(Stored data)
━━━━━━━━━━━━━━━━━━━━━━━━━━━━━━

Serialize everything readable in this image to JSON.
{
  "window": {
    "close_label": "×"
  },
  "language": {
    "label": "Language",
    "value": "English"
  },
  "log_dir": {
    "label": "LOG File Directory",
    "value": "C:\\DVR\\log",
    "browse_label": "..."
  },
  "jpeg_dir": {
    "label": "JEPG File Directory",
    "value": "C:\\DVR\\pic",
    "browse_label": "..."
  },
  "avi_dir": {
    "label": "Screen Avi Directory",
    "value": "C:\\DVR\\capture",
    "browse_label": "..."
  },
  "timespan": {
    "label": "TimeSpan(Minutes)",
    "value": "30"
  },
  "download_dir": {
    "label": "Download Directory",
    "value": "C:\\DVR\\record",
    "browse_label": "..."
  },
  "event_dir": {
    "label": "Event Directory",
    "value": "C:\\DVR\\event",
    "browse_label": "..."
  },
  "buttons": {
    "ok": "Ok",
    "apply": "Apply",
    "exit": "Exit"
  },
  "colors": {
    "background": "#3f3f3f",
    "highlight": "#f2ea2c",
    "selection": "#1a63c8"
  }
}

━━━━━━━━━━━━━━━━━━━━━━━━━━━━━━

Work to do: Copy down every line of the entries containing the word "File".

Solution for this problem:
    "label": "LOG File Directory",
    "label": "JEPG File Directory",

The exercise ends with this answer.